EXERCICE ÉCRIT A: Dans les entrées, renommez « product-name » en « book-title » pour la partie qui s'ouvre sur la ligne contenant « tab-comments[interactable]: 评论 xyxy=(289,751,319,772) » et se ferme sur celle contenant « mouse-cursor-icon xyxy=(159,312,173,332) », ces deux lignes comprises. Recopiez ces lignes sans aucune autre modification.

EXTRAIT DU TEXTE:
┄┄┄┄┄┄┄┄┄┄┄┄┄┄┄┄┄┄┄┄
L’ANNÉE 2010 sera chaude
en Iparralde. Outre les
élections régionales et la
réforme des collectivités territoriales,
nous connaîtrons sûrement
les détails du projet de Ligne Grande
Vitesse. Face à ce débat, le citoyen
que je suis s’avoue perplexe.
Une pièce de théâtre
La configuration qu’a prise le débat
sur la LGV est, depuis le début, un
grand classique du genre. Il y a
ceux qui ne veulent pas de LGV
parce qu’ils ont une connaissance
affûtée du dossier et pensent que
c’est un mauvais projet. Il y a ceux
qui leur emboîtent opportunément
le pas uniquement parce que la
ligne passera à côté de chez eux.
┄┄┄┄┄┄┄┄┄┄┄┄┄┄┄┄┄┄┄┄
DONNÉES DE L'EXERCICE:
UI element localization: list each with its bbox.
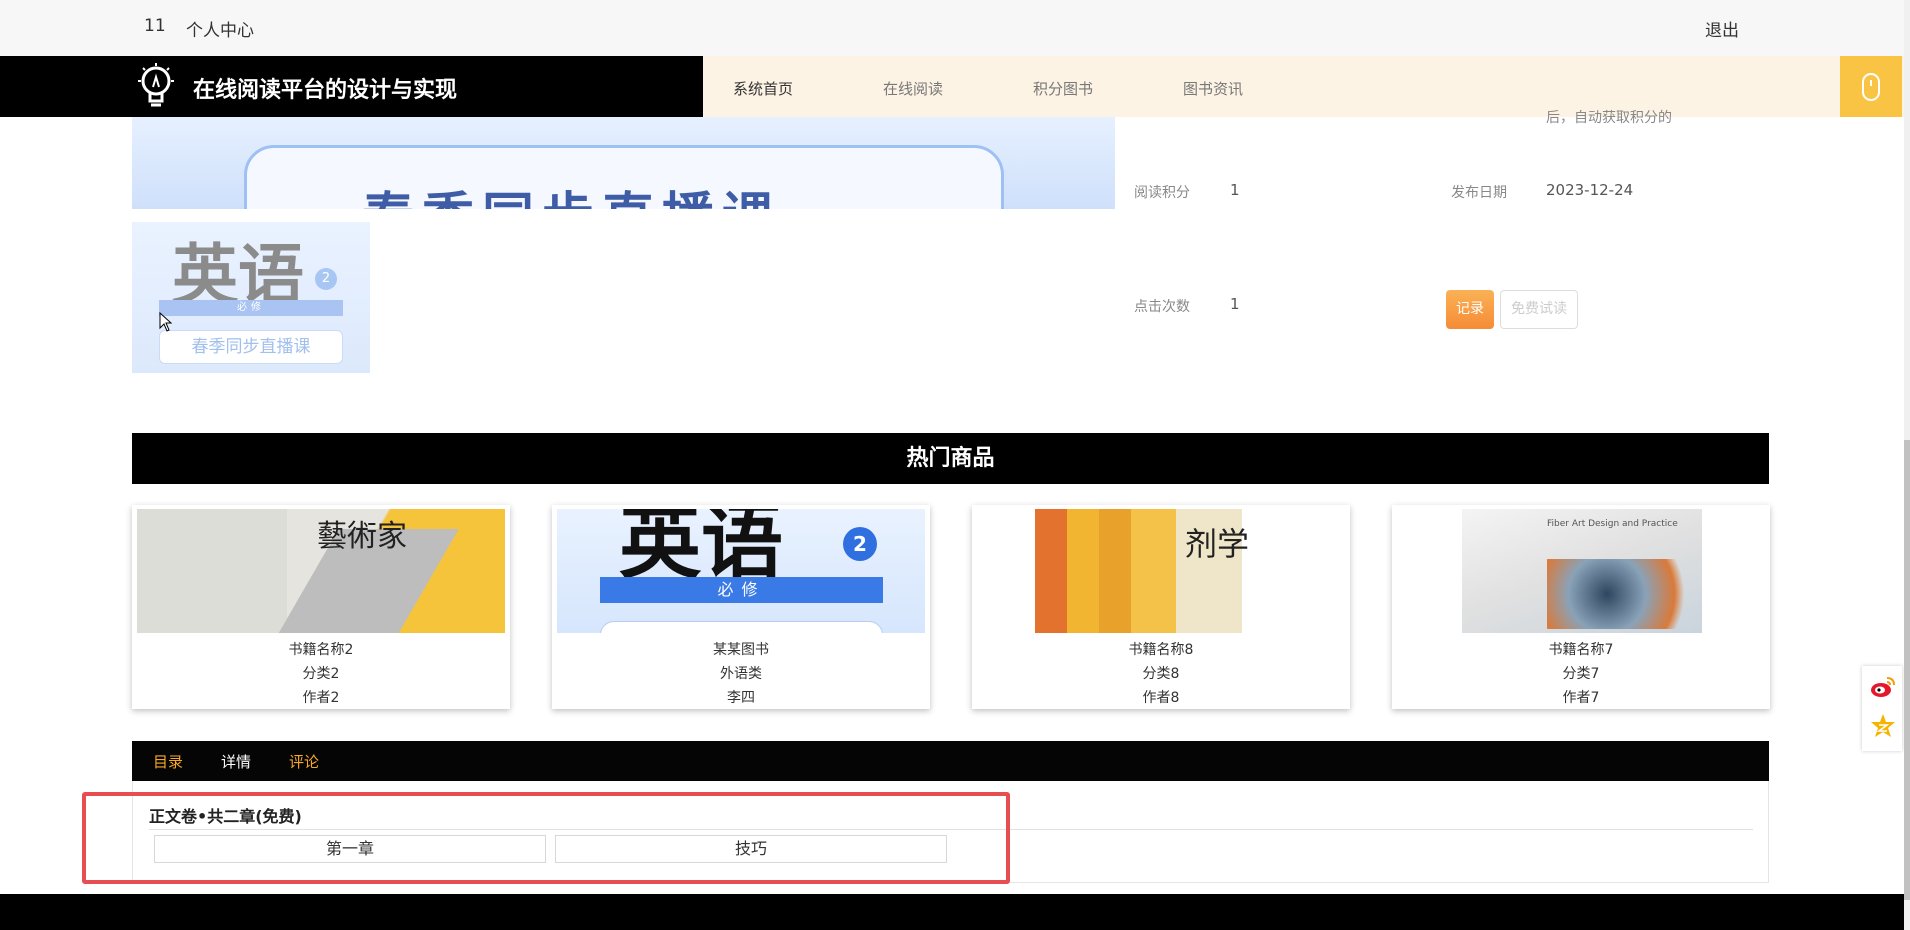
tab-comments[interactable]: 评论 xyxy=(289,751,319,772)
product-name: 某某图书 xyxy=(713,642,769,658)
publish-date-label: 发布日期 xyxy=(1451,185,1507,201)
product-author: 李四 xyxy=(727,690,755,706)
clicks-label: 点击次数 xyxy=(1134,299,1190,315)
mouse-cursor-icon xyxy=(159,312,173,332)
product-author: 作者7 xyxy=(1562,690,1600,706)
read-points-value: 1 xyxy=(1230,181,1240,199)
product-author: 作者8 xyxy=(1142,690,1180,706)
product-author: 作者2 xyxy=(302,690,340,706)
personal-center-link[interactable]: 个人中心 xyxy=(186,16,254,41)
product-card[interactable]: 藝術家 书籍名称2 分类2 作者2 xyxy=(132,505,510,709)
share-float xyxy=(1862,666,1902,751)
publish-date-value: 2023-12-24 xyxy=(1546,181,1634,199)
cover-banner-text: 春季同步直播课 xyxy=(362,175,782,209)
product-category: 分类7 xyxy=(1562,666,1600,682)
nav-online-reading[interactable]: 在线阅读 xyxy=(883,78,943,99)
volume-title: 正文卷•共二章(免费) xyxy=(149,807,302,826)
cover-title: Fiber Art Design and Practice xyxy=(1547,519,1678,529)
read-points-label: 阅读积分 xyxy=(1134,185,1190,201)
book-thumbnail[interactable]: 英语 2 必修 春季同步直播课 xyxy=(132,222,370,373)
brand[interactable]: 在线阅读平台的设计与实现 xyxy=(0,56,703,117)
free-trial-button[interactable]: 免费试读 xyxy=(1500,290,1578,329)
product-card[interactable]: Fiber Art Design and Practice 书籍名称7 分类7 … xyxy=(1392,505,1770,709)
catalog-panel: 正文卷•共二章(免费) 第一章 技巧 xyxy=(132,781,1769,883)
cover-spine xyxy=(1067,509,1099,633)
user-id: 11 xyxy=(144,16,166,36)
mouse-icon xyxy=(1862,72,1880,101)
cover-spine xyxy=(1131,509,1176,633)
product-card[interactable]: 剂学 书籍名称8 分类8 作者8 xyxy=(972,505,1350,709)
logout-link[interactable]: 退出 xyxy=(1705,16,1739,41)
product-name: 书籍名称8 xyxy=(1128,642,1194,658)
lightbulb-logo-icon xyxy=(138,63,174,107)
cover-spine xyxy=(1035,509,1067,633)
product-cover: Fiber Art Design and Practice xyxy=(1397,509,1765,633)
cover-number: 2 xyxy=(843,527,877,561)
product-cover: 剂学 xyxy=(977,509,1345,633)
tab-catalog[interactable]: 目录 xyxy=(153,751,183,772)
product-category: 分类2 xyxy=(302,666,340,682)
chapter-link[interactable]: 第一章 xyxy=(154,835,546,863)
cover-splash xyxy=(1547,559,1697,629)
top-bar: 11 个人中心 退出 xyxy=(0,0,1910,56)
detail-tab-bar: 目录 详情 评论 xyxy=(132,741,1769,781)
nav-points-books[interactable]: 积分图书 xyxy=(1033,78,1093,99)
thumb-number: 2 xyxy=(315,268,337,290)
product-category: 外语类 xyxy=(720,666,762,682)
product-card[interactable]: 英语 2 必修 某某图书 外语类 李四 xyxy=(552,505,930,709)
hot-goods-title: 热门商品 xyxy=(132,433,1769,484)
cover-title: 藝術家 xyxy=(317,519,407,554)
scroll-mouse-button[interactable] xyxy=(1840,56,1902,117)
page-scrollbar[interactable] xyxy=(1904,0,1910,930)
clicks-value: 1 xyxy=(1230,295,1240,313)
nav-book-news[interactable]: 图书资讯 xyxy=(1183,78,1243,99)
cover-pill xyxy=(600,621,883,633)
description-partial: 后，自动获取积分的 xyxy=(1546,110,1672,126)
cover-banner: 春季同步直播课 xyxy=(132,117,1115,209)
cover-bar: 必修 xyxy=(600,577,883,603)
cover-title: 剂学 xyxy=(1185,525,1250,563)
chapter-link[interactable]: 技巧 xyxy=(555,835,947,863)
product-name: 书籍名称2 xyxy=(288,642,354,658)
nav-home[interactable]: 系统首页 xyxy=(733,78,793,99)
tab-details[interactable]: 详情 xyxy=(221,751,251,772)
site-title: 在线阅读平台的设计与实现 xyxy=(193,78,458,103)
cover-spine xyxy=(1099,509,1131,633)
product-cover: 藝術家 xyxy=(137,509,505,633)
record-button[interactable]: 记录 xyxy=(1446,290,1494,329)
product-name: 书籍名称7 xyxy=(1548,642,1614,658)
product-cover: 英语 2 必修 xyxy=(557,509,925,633)
footer xyxy=(0,894,1904,930)
thumb-bar: 必修 xyxy=(159,300,343,316)
thumb-pill: 春季同步直播课 xyxy=(159,330,343,364)
divider xyxy=(149,829,1753,830)
qzone-star-icon[interactable] xyxy=(1870,713,1896,739)
product-category: 分类8 xyxy=(1142,666,1180,682)
scrollbar-thumb[interactable] xyxy=(1904,440,1910,900)
weibo-icon[interactable] xyxy=(1870,674,1896,700)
┄┄┄┄┄┄┄┄┄┄┄┄┄┄┄┄┄┄┄┄
EXERCICE ÉCRIT B: Poursuivez le texte sur le débat autour de la LGV en Iparralde à partir du point où il s'arrête.

RÉPONSE A:
tab-comments[interactable]: 评论 xyxy=(289,751,319,772)
book-title: 某某图书 xyxy=(713,642,769,658)
publish-date-label: 发布日期 xyxy=(1451,185,1507,201)
product-author: 李四 xyxy=(727,690,755,706)
clicks-label: 点击次数 xyxy=(1134,299,1190,315)
mouse-cursor-icon xyxy=(159,312,173,332)

RÉPONSE B:
Inversement, il y a ceux qui sont
pour la LGV parce que cela va sûrement
faciliter l’arrivée des touristes
et autres consommateurs en
Pays Basque. D’autres sont favorables
à la nouvelle ligne pour les
mêmes raisons que certains de
ceux qui sont contre: s’il n’y a pas
de LGV, on devra densifier le trafic
sur les lignes existantes et «les
nuisances seront seulement pour
nous, or y’a pas de raison ma bonne
dame!».
Et puis il y a les partis politiques,
qui oscillent entre l’inconfort des
contradictions et des intérêts divergents
en interne, et la facilité d’une
opposition de principe à toute infrastructure
nouvelle. Si je suis
perplexe, ce n’est pas trop devant
cette pièce de théâtre que le monde
politique nous offre si régulièrement,
mais sur le message que
nous autres abertzale portons.
Pour dire clairement les choses, je
n’ai pas l’impression que nous
nous opposons au projet pour les
bonnes raisons.
Anti-LGV ou anti-voie nouvelle ?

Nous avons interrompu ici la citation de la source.